Dataset entries »
———

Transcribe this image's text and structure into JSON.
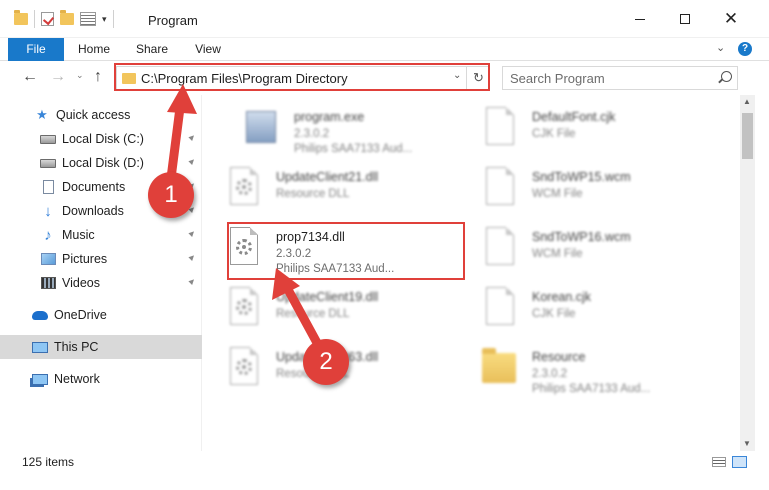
{
  "window": {
    "title": "Program",
    "minimize_glyph": "",
    "maximize_glyph": "",
    "close_glyph": "✕"
  },
  "ribbon": {
    "tabs": [
      "File",
      "Home",
      "Share",
      "View"
    ],
    "chevron_glyph": "⌄",
    "help_glyph": "?"
  },
  "nav": {
    "back_glyph": "←",
    "forward_glyph": "→",
    "recent_glyph": "⌄",
    "up_glyph": "↑",
    "address": "C:\\Program Files\\Program Directory",
    "dropdown_glyph": "⌄",
    "refresh_glyph": "↻",
    "search_placeholder": "Search Program"
  },
  "sidebar": {
    "items": [
      {
        "label": "Quick access",
        "icon": "star-icon",
        "pinned": false
      },
      {
        "label": "Local Disk (C:)",
        "icon": "drive-icon",
        "pinned": true
      },
      {
        "label": "Local Disk (D:)",
        "icon": "drive-icon",
        "pinned": true
      },
      {
        "label": "Documents",
        "icon": "documents-icon",
        "pinned": true
      },
      {
        "label": "Downloads",
        "icon": "download-icon",
        "pinned": true
      },
      {
        "label": "Music",
        "icon": "music-icon",
        "pinned": true
      },
      {
        "label": "Pictures",
        "icon": "pictures-icon",
        "pinned": true
      },
      {
        "label": "Videos",
        "icon": "videos-icon",
        "pinned": true
      },
      {
        "label": "OneDrive",
        "icon": "cloud-icon",
        "pinned": false
      },
      {
        "label": "This PC",
        "icon": "computer-icon",
        "pinned": false,
        "selected": true
      },
      {
        "label": "Network",
        "icon": "network-icon",
        "pinned": false
      }
    ],
    "pin_glyph": "📌"
  },
  "files": [
    {
      "name": "program.exe",
      "line2": "2.3.0.2",
      "line3": "Philips SAA7133 Aud...",
      "icon": "exe-icon"
    },
    {
      "name": "DefaultFont.cjk",
      "line2": "CJK File",
      "line3": "",
      "icon": "file-icon"
    },
    {
      "name": "UpdateClient21.dll",
      "line2": "Resource DLL",
      "line3": "",
      "icon": "dll-icon"
    },
    {
      "name": "SndToWP15.wcm",
      "line2": "WCM File",
      "line3": "",
      "icon": "file-icon"
    },
    {
      "name": "prop7134.dll",
      "line2": "2.3.0.2",
      "line3": "Philips SAA7133 Aud...",
      "icon": "dll-icon"
    },
    {
      "name": "SndToWP16.wcm",
      "line2": "WCM File",
      "line3": "",
      "icon": "file-icon"
    },
    {
      "name": "UpdateClient19.dll",
      "line2": "Resource DLL",
      "line3": "",
      "icon": "dll-icon"
    },
    {
      "name": "Korean.cjk",
      "line2": "CJK File",
      "line3": "",
      "icon": "file-icon"
    },
    {
      "name": "UpdateClient63.dll",
      "line2": "Resource DLL",
      "line3": "",
      "icon": "dll-icon"
    },
    {
      "name": "Resource",
      "line2": "2.3.0.2",
      "line3": "Philips SAA7133 Aud...",
      "icon": "folder-icon"
    }
  ],
  "status": {
    "item_count": "125 items"
  },
  "annotations": {
    "step1": "1",
    "step2": "2",
    "color": "#e0403a"
  },
  "colors": {
    "accent": "#1979ca",
    "selected": "#d9d9d9"
  }
}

———

Stated task »
Search the data for "name". Copy every line that has it.

Full response »
      "name": "program.exe",
      "name": "DefaultFont.cjk",
      "name": "UpdateClient21.dll",
      "name": "SndToWP15.wcm",
      "name": "prop7134.dll",
      "name": "SndToWP16.wcm",
      "name": "UpdateClient19.dll",
      "name": "Korean.cjk",
      "name": "UpdateClient63.dll",
      "name": "Resource",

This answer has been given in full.